Dataset items:
__________________________________________________
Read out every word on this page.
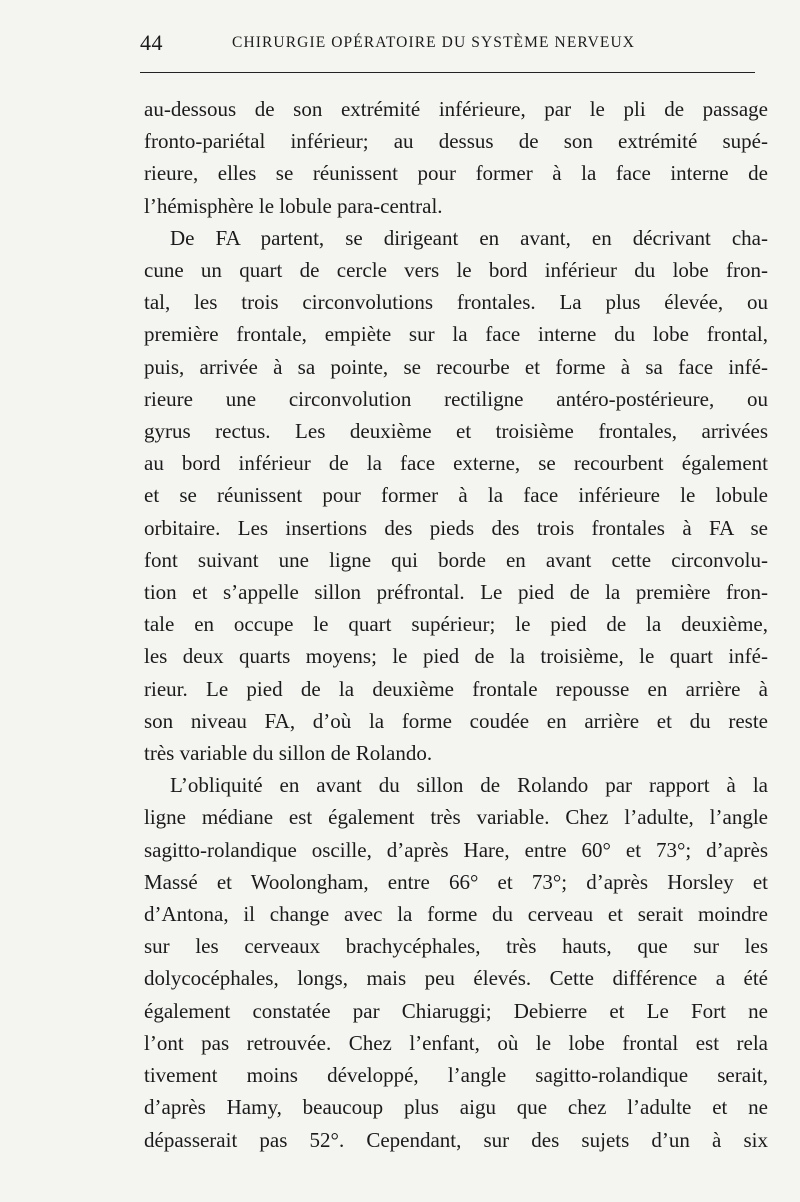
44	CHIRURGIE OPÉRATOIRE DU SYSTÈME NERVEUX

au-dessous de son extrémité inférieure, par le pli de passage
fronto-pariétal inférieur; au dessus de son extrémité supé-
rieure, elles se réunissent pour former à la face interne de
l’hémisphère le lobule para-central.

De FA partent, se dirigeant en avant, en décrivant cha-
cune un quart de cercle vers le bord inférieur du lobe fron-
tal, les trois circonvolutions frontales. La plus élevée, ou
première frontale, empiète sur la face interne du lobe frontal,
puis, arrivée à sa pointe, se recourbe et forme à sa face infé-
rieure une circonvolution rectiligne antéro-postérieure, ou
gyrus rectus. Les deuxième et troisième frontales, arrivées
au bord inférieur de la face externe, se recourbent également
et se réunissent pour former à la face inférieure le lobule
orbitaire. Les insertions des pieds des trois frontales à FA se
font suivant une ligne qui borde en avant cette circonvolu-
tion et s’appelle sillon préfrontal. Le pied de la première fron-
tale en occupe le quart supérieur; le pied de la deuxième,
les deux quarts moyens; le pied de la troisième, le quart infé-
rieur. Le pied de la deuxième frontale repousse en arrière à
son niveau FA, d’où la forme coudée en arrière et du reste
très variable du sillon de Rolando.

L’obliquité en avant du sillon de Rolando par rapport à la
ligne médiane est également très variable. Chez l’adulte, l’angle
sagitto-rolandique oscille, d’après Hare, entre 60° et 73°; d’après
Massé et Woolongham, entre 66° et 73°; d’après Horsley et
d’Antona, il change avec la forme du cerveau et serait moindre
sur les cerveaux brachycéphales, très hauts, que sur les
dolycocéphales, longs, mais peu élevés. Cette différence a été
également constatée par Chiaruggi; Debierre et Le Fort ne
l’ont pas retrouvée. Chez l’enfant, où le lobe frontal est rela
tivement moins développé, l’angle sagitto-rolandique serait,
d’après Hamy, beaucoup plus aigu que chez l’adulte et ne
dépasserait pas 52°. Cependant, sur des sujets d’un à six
__________________________________________________
Work to be completed: Tell how many lines in the material above include the word "lobule", giving the number only.

Answer to this problem: 2